PROBLEM REQUIREMENTS: Retype the material word for word.

PROVIDED DATA:

◇ ◇ ◇ ◇ ◇ ◇ ◇

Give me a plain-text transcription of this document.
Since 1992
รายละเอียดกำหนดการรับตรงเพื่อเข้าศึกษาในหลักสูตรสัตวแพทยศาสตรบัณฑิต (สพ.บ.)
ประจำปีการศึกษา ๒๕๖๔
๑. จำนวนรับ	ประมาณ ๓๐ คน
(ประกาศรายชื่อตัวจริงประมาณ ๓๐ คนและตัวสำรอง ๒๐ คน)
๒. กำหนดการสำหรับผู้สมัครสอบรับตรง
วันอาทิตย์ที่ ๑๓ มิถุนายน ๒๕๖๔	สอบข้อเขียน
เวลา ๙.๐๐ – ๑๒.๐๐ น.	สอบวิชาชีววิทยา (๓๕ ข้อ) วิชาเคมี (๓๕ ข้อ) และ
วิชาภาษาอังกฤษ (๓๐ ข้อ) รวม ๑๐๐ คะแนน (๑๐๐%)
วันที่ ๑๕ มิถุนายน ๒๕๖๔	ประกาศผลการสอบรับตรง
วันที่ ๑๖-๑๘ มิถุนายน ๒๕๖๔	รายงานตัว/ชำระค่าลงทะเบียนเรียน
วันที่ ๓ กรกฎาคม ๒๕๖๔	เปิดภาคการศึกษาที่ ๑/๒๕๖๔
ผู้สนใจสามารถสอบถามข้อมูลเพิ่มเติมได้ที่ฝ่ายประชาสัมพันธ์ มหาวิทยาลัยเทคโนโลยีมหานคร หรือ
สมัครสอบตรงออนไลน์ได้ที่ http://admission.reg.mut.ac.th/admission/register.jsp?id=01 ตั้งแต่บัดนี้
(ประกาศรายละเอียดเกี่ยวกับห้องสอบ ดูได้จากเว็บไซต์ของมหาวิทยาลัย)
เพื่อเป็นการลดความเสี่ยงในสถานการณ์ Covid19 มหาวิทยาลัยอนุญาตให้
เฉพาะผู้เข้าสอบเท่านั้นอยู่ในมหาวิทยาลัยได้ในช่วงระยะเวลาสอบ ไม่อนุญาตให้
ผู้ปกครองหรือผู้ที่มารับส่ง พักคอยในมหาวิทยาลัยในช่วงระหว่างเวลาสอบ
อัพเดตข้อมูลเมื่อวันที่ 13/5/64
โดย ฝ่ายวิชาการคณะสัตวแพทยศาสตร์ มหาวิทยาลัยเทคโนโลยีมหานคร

◇ ◇ ◇ ◇ ◇ ◇ ◇

CORRECT RESULT:
Give me a plain-text transcription of this document.
Since 1992
รายละเอียดกำหนดการรับตรงเพื่อเข้าศึกษาในหลักสูตรสัตวแพทยศาสตรบัณฑิต (สพ.บ.)
ประจำปีการศึกษา ๒๕๖๔
๑. จำนวนรับ	ประมาณ ๓๐ คน
(ประกาศรายชื่อตัวจริงประมาณ ๓๐ คนและตัวสำรอง ๒๐ คน)
๒. กำหนดการสำหรับผู้สมัครสอบรับตรง
วันอาทิตย์ที่ ๑๓ มิถุนายน ๒๕๖๔	สอบข้อเขียน
เวลา ๙.๐๐ – ๑๒.๐๐ น.	สอบวิชาชีววิทยา (๓๕ ข้อ) วิชาเคมี (๓๕ ข้อ) และ
วิชาภาษาอังกฤษ (๓๐ ข้อ) รวม ๑๐๐ คะแนน (๑๐๐%)
วันที่ ๑๕ มิถุนายน ๒๕๖๔	ประกาศผลการสอบรับตรง
วันที่ ๑๖-๑๘ มิถุนายน ๒๕๖๔	รายงานตัว/ชำระค่าลงทะเบียนเรียน
วันที่ ๓ กรกฎาคม ๒๕๖๔	เปิดภาคการศึกษาที่ ๑/๒๕๖๔
ผู้สนใจสามารถสอบถามข้อมูลเพิ่มเติมได้ที่ฝ่ายประชาสัมพันธ์ มหาวิทยาลัยเทคโนโลยีมหานคร หรือ
สมัครสอบตรงออนไลน์ได้ที่ http://admission.reg.mut.ac.th/admission/register.jsp?id=01 ตั้งแต่บัดนี้
(ประกาศรายละเอียดเกี่ยวกับห้องสอบ ดูได้จากเว็บไซต์ของมหาวิทยาลัย)
เพื่อเป็นการลดความเสี่ยงในสถานการณ์ Covid19 มหาวิทยาลัยอนุญาตให้
เฉพาะผู้เข้าสอบเท่านั้นอยู่ในมหาวิทยาลัยได้ในช่วงระยะเวลาสอบ ไม่อนุญาตให้
ผู้ปกครองหรือผู้ที่มารับส่ง พักคอยในมหาวิทยาลัยในช่วงระหว่างเวลาสอบ
อัพเดตข้อมูลเมื่อวันที่ 13/5/64
โดย ฝ่ายวิชาการคณะสัตวแพทยศาสตร์ มหาวิทยาลัยเทคโนโลยีมหานคร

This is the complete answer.